- _Instructions to follow_: Below are some records; reproduce every one of them exactly.

— START OF Records for processing —

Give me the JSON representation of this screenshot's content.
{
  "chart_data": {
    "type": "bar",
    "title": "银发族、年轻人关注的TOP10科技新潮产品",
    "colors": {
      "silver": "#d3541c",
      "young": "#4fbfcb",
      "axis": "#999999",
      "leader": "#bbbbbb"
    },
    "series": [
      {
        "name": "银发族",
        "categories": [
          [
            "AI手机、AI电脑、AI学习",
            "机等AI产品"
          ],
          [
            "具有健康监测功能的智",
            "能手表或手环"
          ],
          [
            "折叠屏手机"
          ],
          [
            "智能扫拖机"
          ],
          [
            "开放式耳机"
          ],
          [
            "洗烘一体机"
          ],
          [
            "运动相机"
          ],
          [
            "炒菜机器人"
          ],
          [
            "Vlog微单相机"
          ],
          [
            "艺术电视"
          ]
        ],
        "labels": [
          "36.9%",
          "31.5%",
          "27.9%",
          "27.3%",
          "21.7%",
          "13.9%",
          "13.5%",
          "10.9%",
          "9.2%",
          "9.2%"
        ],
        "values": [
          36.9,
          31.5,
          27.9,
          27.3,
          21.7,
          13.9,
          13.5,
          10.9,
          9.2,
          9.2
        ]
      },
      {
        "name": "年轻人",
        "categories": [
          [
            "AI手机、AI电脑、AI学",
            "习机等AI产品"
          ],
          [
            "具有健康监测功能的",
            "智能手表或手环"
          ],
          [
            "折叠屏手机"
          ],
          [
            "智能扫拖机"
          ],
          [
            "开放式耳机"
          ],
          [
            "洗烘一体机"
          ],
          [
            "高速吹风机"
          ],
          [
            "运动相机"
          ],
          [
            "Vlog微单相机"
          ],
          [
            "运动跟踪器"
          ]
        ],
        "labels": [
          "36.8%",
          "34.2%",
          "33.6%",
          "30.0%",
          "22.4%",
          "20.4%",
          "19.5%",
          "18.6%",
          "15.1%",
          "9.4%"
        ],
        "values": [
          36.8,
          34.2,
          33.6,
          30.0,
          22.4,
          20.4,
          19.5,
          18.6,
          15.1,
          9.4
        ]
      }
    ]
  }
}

— END OF Records for processing —

- _Response to the task_:
Give me the JSON representation of this screenshot's content.
{
  "chart_data": {
    "type": "bar",
    "title": "银发族、年轻人关注的TOP10科技新潮产品",
    "colors": {
      "silver": "#d3541c",
      "young": "#4fbfcb",
      "axis": "#999999",
      "leader": "#bbbbbb"
    },
    "series": [
      {
        "name": "银发族",
        "categories": [
          [
            "AI手机、AI电脑、AI学习",
            "机等AI产品"
          ],
          [
            "具有健康监测功能的智",
            "能手表或手环"
          ],
          [
            "折叠屏手机"
          ],
          [
            "智能扫拖机"
          ],
          [
            "开放式耳机"
          ],
          [
            "洗烘一体机"
          ],
          [
            "运动相机"
          ],
          [
            "炒菜机器人"
          ],
          [
            "Vlog微单相机"
          ],
          [
            "艺术电视"
          ]
        ],
        "labels": [
          "36.9%",
          "31.5%",
          "27.9%",
          "27.3%",
          "21.7%",
          "13.9%",
          "13.5%",
          "10.9%",
          "9.2%",
          "9.2%"
        ],
        "values": [
          36.9,
          31.5,
          27.9,
          27.3,
          21.7,
          13.9,
          13.5,
          10.9,
          9.2,
          9.2
        ]
      },
      {
        "name": "年轻人",
        "categories": [
          [
            "AI手机、AI电脑、AI学",
            "习机等AI产品"
          ],
          [
            "具有健康监测功能的",
            "智能手表或手环"
          ],
          [
            "折叠屏手机"
          ],
          [
            "智能扫拖机"
          ],
          [
            "开放式耳机"
          ],
          [
            "洗烘一体机"
          ],
          [
            "高速吹风机"
          ],
          [
            "运动相机"
          ],
          [
            "Vlog微单相机"
          ],
          [
            "运动跟踪器"
          ]
        ],
        "labels": [
          "36.8%",
          "34.2%",
          "33.6%",
          "30.0%",
          "22.4%",
          "20.4%",
          "19.5%",
          "18.6%",
          "15.1%",
          "9.4%"
        ],
        "values": [
          36.8,
          34.2,
          33.6,
          30.0,
          22.4,
          20.4,
          19.5,
          18.6,
          15.1,
          9.4
        ]
      }
    ]
  }
}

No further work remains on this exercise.